** Start DATASET RECORDS **

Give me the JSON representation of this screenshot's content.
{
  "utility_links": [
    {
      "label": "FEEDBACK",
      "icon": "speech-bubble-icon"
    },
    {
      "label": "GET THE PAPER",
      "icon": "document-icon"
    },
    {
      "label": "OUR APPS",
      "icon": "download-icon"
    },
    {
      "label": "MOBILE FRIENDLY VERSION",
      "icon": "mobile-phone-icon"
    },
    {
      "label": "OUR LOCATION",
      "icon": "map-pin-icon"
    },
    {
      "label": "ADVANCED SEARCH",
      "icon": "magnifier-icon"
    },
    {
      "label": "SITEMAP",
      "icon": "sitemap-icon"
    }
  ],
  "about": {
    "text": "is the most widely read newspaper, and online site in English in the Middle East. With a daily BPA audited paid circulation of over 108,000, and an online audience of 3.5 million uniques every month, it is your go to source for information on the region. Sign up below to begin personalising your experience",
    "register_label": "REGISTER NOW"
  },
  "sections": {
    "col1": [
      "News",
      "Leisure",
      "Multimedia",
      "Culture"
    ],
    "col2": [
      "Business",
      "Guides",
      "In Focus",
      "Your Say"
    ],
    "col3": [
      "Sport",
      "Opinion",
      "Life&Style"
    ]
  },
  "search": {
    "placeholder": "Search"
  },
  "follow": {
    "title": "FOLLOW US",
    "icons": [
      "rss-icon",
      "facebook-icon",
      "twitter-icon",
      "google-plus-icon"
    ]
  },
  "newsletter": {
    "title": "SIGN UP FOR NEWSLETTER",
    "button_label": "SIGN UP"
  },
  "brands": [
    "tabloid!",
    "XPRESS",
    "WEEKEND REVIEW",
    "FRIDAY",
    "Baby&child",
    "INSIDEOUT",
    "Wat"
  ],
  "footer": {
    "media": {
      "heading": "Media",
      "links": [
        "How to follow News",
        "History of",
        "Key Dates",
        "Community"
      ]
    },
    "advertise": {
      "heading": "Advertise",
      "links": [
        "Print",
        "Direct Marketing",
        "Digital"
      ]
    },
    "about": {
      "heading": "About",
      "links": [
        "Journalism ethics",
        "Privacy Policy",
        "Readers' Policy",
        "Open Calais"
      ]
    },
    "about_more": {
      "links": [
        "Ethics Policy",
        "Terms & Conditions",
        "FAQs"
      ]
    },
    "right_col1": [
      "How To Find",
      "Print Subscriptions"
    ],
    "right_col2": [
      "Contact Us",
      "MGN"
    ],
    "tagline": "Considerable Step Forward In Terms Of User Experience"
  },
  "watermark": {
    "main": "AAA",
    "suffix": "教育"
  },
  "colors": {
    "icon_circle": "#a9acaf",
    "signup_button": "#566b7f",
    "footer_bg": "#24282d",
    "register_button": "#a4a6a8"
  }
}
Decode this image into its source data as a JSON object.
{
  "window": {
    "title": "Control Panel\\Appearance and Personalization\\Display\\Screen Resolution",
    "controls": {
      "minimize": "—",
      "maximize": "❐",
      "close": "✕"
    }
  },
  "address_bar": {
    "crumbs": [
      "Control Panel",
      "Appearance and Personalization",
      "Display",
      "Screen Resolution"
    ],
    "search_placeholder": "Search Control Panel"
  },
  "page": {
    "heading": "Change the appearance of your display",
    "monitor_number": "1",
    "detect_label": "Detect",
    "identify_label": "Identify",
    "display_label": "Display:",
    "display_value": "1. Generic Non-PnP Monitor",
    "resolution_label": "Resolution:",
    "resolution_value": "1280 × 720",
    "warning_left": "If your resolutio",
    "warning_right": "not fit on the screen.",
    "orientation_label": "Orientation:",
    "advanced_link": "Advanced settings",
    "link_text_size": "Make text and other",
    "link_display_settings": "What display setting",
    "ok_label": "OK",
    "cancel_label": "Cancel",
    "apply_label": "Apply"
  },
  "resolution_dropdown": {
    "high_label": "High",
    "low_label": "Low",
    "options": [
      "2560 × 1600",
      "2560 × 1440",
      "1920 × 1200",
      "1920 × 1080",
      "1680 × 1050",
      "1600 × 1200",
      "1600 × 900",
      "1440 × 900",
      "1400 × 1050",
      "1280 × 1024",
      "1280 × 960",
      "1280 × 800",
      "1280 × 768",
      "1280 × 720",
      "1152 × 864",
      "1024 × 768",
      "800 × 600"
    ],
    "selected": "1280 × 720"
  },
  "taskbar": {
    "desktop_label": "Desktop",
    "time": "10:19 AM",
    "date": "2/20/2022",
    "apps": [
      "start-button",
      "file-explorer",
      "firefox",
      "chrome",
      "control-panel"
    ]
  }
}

** End DATASET RECORDS **

Copy every line from the records above that contains the word "Personalization".

● **FINISHED ANSWER**
    "title": "Control Panel\\Appearance and Personalization\\Display\\Screen Resolution",
      "Appearance and Personalization",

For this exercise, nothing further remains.